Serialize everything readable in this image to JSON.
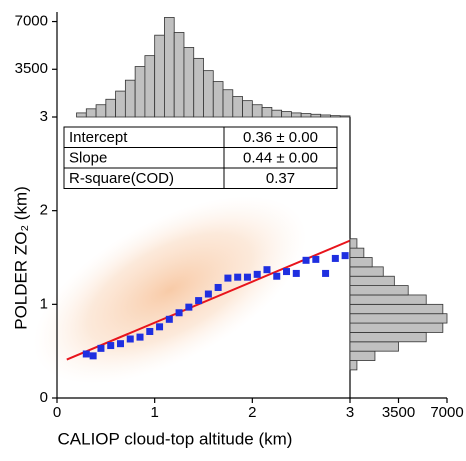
{
  "chart_data": [
    {
      "type": "scatter",
      "x_label": "CALIOP cloud-top altitude (km)",
      "y_label": "POLDER ZO₂ (km)",
      "xlim": [
        0,
        3
      ],
      "ylim": [
        0,
        3
      ],
      "xticks": [
        0,
        1,
        2,
        3
      ],
      "yticks": [
        0,
        1,
        2,
        3
      ],
      "points": {
        "color": "#1f2fe0",
        "x": [
          0.3,
          0.37,
          0.45,
          0.55,
          0.65,
          0.75,
          0.85,
          0.95,
          1.05,
          1.15,
          1.25,
          1.35,
          1.45,
          1.55,
          1.65,
          1.75,
          1.85,
          1.95,
          2.05,
          2.15,
          2.25,
          2.35,
          2.45,
          2.55,
          2.65,
          2.75,
          2.85,
          2.95
        ],
        "values": [
          0.47,
          0.45,
          0.53,
          0.56,
          0.58,
          0.63,
          0.65,
          0.71,
          0.76,
          0.84,
          0.91,
          0.97,
          1.04,
          1.11,
          1.18,
          1.28,
          1.29,
          1.29,
          1.32,
          1.37,
          1.3,
          1.35,
          1.33,
          1.47,
          1.48,
          1.33,
          1.49,
          1.52
        ]
      },
      "fit": {
        "color": "#e8141c",
        "x": [
          0.1,
          3.0
        ],
        "values": [
          0.41,
          1.68
        ]
      },
      "table": {
        "rows": [
          [
            "Intercept",
            "0.36 ± 0.00"
          ],
          [
            "Slope",
            "0.44 ± 0.00"
          ],
          [
            "R-square(COD)",
            "0.37"
          ]
        ]
      }
    },
    {
      "type": "histogram",
      "color": "#c0c0c0",
      "bins": [
        0.2,
        0.3,
        0.4,
        0.5,
        0.6,
        0.7,
        0.8,
        0.9,
        1.0,
        1.1,
        1.2,
        1.3,
        1.4,
        1.5,
        1.6,
        1.7,
        1.8,
        1.9,
        2.0,
        2.1,
        2.2,
        2.3,
        2.4,
        2.5,
        2.6,
        2.7,
        2.8,
        2.9,
        3.0
      ],
      "values": [
        300,
        600,
        900,
        1300,
        1900,
        2700,
        3700,
        4500,
        6000,
        7300,
        6200,
        5100,
        4300,
        3400,
        2600,
        2000,
        1500,
        1200,
        900,
        700,
        500,
        400,
        300,
        250,
        200,
        150,
        100,
        80
      ],
      "ylim": [
        0,
        7700
      ],
      "yticks": [
        3500,
        7000
      ]
    },
    {
      "type": "histogram",
      "orientation": "horizontal",
      "color": "#c0c0c0",
      "bins": [
        0.3,
        0.4,
        0.5,
        0.6,
        0.7,
        0.8,
        0.9,
        1.0,
        1.1,
        1.2,
        1.3,
        1.4,
        1.5,
        1.6,
        1.7
      ],
      "values": [
        500,
        1800,
        3500,
        5500,
        6700,
        7000,
        6700,
        5500,
        4200,
        3200,
        2400,
        1600,
        1000,
        500
      ],
      "xlim": [
        0,
        7000
      ],
      "xticks": [
        3500,
        7000
      ]
    }
  ]
}
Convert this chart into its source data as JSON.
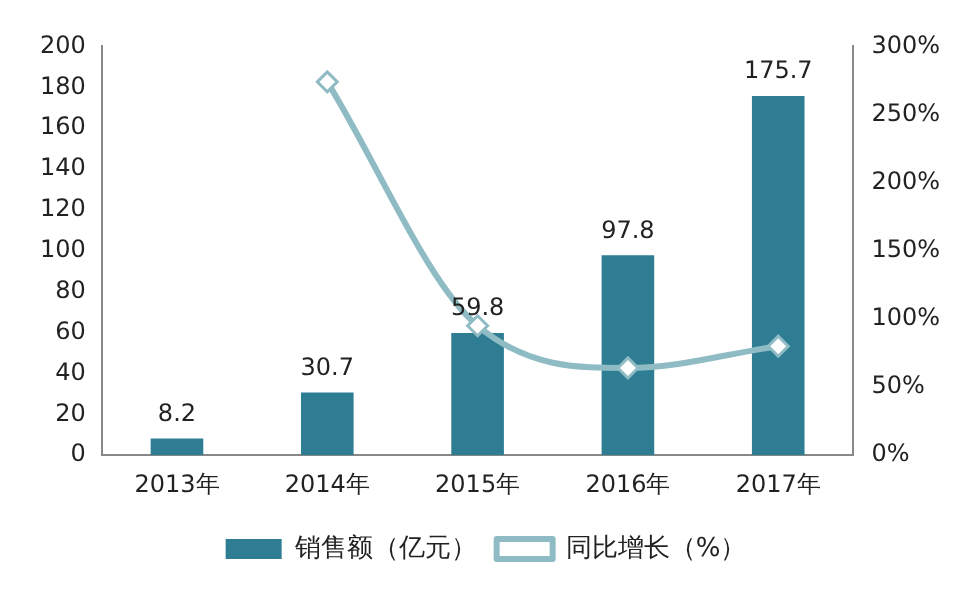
{
  "chart_data": {
    "type": "bar",
    "categories": [
      "2013年",
      "2014年",
      "2015年",
      "2016年",
      "2017年"
    ],
    "series": [
      {
        "name": "销售额（亿元）",
        "color": "#2e7d93",
        "values": [
          8.2,
          30.7,
          59.8,
          97.8,
          175.7
        ],
        "value_labels": [
          "8.2",
          "30.7",
          "59.8",
          "97.8",
          "175.7"
        ]
      },
      {
        "name": "同比增长（%）",
        "type": "line",
        "axis": "y2",
        "color": "#8fbcc4",
        "marker": "diamond",
        "values": [
          null,
          274,
          95,
          64,
          80
        ]
      }
    ],
    "ylim": [
      0,
      200
    ],
    "yticks": [
      0,
      20,
      40,
      60,
      80,
      100,
      120,
      140,
      160,
      180,
      200
    ],
    "y2lim": [
      0,
      300
    ],
    "y2ticks": [
      {
        "value": 0,
        "label": "0%"
      },
      {
        "value": 50,
        "label": "50%"
      },
      {
        "value": 100,
        "label": "100%"
      },
      {
        "value": 150,
        "label": "150%"
      },
      {
        "value": 200,
        "label": "200%"
      },
      {
        "value": 250,
        "label": "250%"
      },
      {
        "value": 300,
        "label": "300%"
      }
    ],
    "grid": false,
    "legend": "bottom"
  }
}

*What the task asks*
Omit the images and transcribe all of the records above word for word.

*Reply to the exercise*
Serialize everything readable in this image to JSON.
{
  "chart_data": [
    {
      "type": "scatter",
      "x_label": "CALIOP cloud-top altitude (km)",
      "y_label": "POLDER ZO₂ (km)",
      "xlim": [
        0,
        3
      ],
      "ylim": [
        0,
        3
      ],
      "xticks": [
        0,
        1,
        2,
        3
      ],
      "yticks": [
        0,
        1,
        2,
        3
      ],
      "points": {
        "color": "#1f2fe0",
        "x": [
          0.3,
          0.37,
          0.45,
          0.55,
          0.65,
          0.75,
          0.85,
          0.95,
          1.05,
          1.15,
          1.25,
          1.35,
          1.45,
          1.55,
          1.65,
          1.75,
          1.85,
          1.95,
          2.05,
          2.15,
          2.25,
          2.35,
          2.45,
          2.55,
          2.65,
          2.75,
          2.85,
          2.95
        ],
        "values": [
          0.47,
          0.45,
          0.53,
          0.56,
          0.58,
          0.63,
          0.65,
          0.71,
          0.76,
          0.84,
          0.91,
          0.97,
          1.04,
          1.11,
          1.18,
          1.28,
          1.29,
          1.29,
          1.32,
          1.37,
          1.3,
          1.35,
          1.33,
          1.47,
          1.48,
          1.33,
          1.49,
          1.52
        ]
      },
      "fit": {
        "color": "#e8141c",
        "x": [
          0.1,
          3.0
        ],
        "values": [
          0.41,
          1.68
        ]
      },
      "table": {
        "rows": [
          [
            "Intercept",
            "0.36 ± 0.00"
          ],
          [
            "Slope",
            "0.44 ± 0.00"
          ],
          [
            "R-square(COD)",
            "0.37"
          ]
        ]
      }
    },
    {
      "type": "histogram",
      "color": "#c0c0c0",
      "bins": [
        0.2,
        0.3,
        0.4,
        0.5,
        0.6,
        0.7,
        0.8,
        0.9,
        1.0,
        1.1,
        1.2,
        1.3,
        1.4,
        1.5,
        1.6,
        1.7,
        1.8,
        1.9,
        2.0,
        2.1,
        2.2,
        2.3,
        2.4,
        2.5,
        2.6,
        2.7,
        2.8,
        2.9,
        3.0
      ],
      "values": [
        300,
        600,
        900,
        1300,
        1900,
        2700,
        3700,
        4500,
        6000,
        7300,
        6200,
        5100,
        4300,
        3400,
        2600,
        2000,
        1500,
        1200,
        900,
        700,
        500,
        400,
        300,
        250,
        200,
        150,
        100,
        80
      ],
      "ylim": [
        0,
        7700
      ],
      "yticks": [
        3500,
        7000
      ]
    },
    {
      "type": "histogram",
      "orientation": "horizontal",
      "color": "#c0c0c0",
      "bins": [
        0.3,
        0.4,
        0.5,
        0.6,
        0.7,
        0.8,
        0.9,
        1.0,
        1.1,
        1.2,
        1.3,
        1.4,
        1.5,
        1.6,
        1.7
      ],
      "values": [
        500,
        1800,
        3500,
        5500,
        6700,
        7000,
        6700,
        5500,
        4200,
        3200,
        2400,
        1600,
        1000,
        500
      ],
      "xlim": [
        0,
        7000
      ],
      "xticks": [
        3500,
        7000
      ]
    }
  ]
}
Convert this chart into its source data as JSON.
{
  "chart_data": {
    "type": "bar",
    "categories": [
      "2013年",
      "2014年",
      "2015年",
      "2016年",
      "2017年"
    ],
    "series": [
      {
        "name": "销售额（亿元）",
        "color": "#2e7d93",
        "values": [
          8.2,
          30.7,
          59.8,
          97.8,
          175.7
        ],
        "value_labels": [
          "8.2",
          "30.7",
          "59.8",
          "97.8",
          "175.7"
        ]
      },
      {
        "name": "同比增长（%）",
        "type": "line",
        "axis": "y2",
        "color": "#8fbcc4",
        "marker": "diamond",
        "values": [
          null,
          274,
          95,
          64,
          80
        ]
      }
    ],
    "ylim": [
      0,
      200
    ],
    "yticks": [
      0,
      20,
      40,
      60,
      80,
      100,
      120,
      140,
      160,
      180,
      200
    ],
    "y2lim": [
      0,
      300
    ],
    "y2ticks": [
      {
        "value": 0,
        "label": "0%"
      },
      {
        "value": 50,
        "label": "50%"
      },
      {
        "value": 100,
        "label": "100%"
      },
      {
        "value": 150,
        "label": "150%"
      },
      {
        "value": 200,
        "label": "200%"
      },
      {
        "value": 250,
        "label": "250%"
      },
      {
        "value": 300,
        "label": "300%"
      }
    ],
    "grid": false,
    "legend": "bottom"
  }
}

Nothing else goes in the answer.